- _Problem requirements_: Return all the data, word for word.

[Stored data]
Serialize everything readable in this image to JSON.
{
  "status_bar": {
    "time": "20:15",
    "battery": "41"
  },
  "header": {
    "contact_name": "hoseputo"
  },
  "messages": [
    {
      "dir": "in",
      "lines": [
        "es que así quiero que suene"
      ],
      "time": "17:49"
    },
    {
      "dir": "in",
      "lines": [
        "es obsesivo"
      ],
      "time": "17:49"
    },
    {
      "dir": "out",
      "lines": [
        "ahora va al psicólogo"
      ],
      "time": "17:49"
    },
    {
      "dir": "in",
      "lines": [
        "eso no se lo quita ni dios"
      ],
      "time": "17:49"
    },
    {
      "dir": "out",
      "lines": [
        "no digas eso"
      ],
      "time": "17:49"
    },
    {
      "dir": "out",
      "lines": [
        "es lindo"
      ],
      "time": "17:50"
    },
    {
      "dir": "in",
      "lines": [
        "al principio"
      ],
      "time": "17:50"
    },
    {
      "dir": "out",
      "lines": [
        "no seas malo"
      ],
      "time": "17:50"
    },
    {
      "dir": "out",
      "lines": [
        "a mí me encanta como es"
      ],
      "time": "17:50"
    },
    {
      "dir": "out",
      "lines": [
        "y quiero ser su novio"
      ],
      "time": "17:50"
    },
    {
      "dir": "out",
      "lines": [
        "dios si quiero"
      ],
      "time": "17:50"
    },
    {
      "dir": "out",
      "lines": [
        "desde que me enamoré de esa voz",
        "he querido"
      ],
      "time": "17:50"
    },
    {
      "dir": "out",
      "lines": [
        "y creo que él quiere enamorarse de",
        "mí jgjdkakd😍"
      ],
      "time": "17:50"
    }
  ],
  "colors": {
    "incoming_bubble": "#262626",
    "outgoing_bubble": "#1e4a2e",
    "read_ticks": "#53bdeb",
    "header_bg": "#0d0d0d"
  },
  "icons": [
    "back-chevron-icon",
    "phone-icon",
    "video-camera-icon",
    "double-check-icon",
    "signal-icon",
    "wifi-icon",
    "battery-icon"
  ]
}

- _Answer_:
Serialize everything readable in this image to JSON.
{
  "status_bar": {
    "time": "20:15",
    "battery": "41"
  },
  "header": {
    "contact_name": "hoseputo"
  },
  "messages": [
    {
      "dir": "in",
      "lines": [
        "es que así quiero que suene"
      ],
      "time": "17:49"
    },
    {
      "dir": "in",
      "lines": [
        "es obsesivo"
      ],
      "time": "17:49"
    },
    {
      "dir": "out",
      "lines": [
        "ahora va al psicólogo"
      ],
      "time": "17:49"
    },
    {
      "dir": "in",
      "lines": [
        "eso no se lo quita ni dios"
      ],
      "time": "17:49"
    },
    {
      "dir": "out",
      "lines": [
        "no digas eso"
      ],
      "time": "17:49"
    },
    {
      "dir": "out",
      "lines": [
        "es lindo"
      ],
      "time": "17:50"
    },
    {
      "dir": "in",
      "lines": [
        "al principio"
      ],
      "time": "17:50"
    },
    {
      "dir": "out",
      "lines": [
        "no seas malo"
      ],
      "time": "17:50"
    },
    {
      "dir": "out",
      "lines": [
        "a mí me encanta como es"
      ],
      "time": "17:50"
    },
    {
      "dir": "out",
      "lines": [
        "y quiero ser su novio"
      ],
      "time": "17:50"
    },
    {
      "dir": "out",
      "lines": [
        "dios si quiero"
      ],
      "time": "17:50"
    },
    {
      "dir": "out",
      "lines": [
        "desde que me enamoré de esa voz",
        "he querido"
      ],
      "time": "17:50"
    },
    {
      "dir": "out",
      "lines": [
        "y creo que él quiere enamorarse de",
        "mí jgjdkakd😍"
      ],
      "time": "17:50"
    }
  ],
  "colors": {
    "incoming_bubble": "#262626",
    "outgoing_bubble": "#1e4a2e",
    "read_ticks": "#53bdeb",
    "header_bg": "#0d0d0d"
  },
  "icons": [
    "back-chevron-icon",
    "phone-icon",
    "video-camera-icon",
    "double-check-icon",
    "signal-icon",
    "wifi-icon",
    "battery-icon"
  ]
}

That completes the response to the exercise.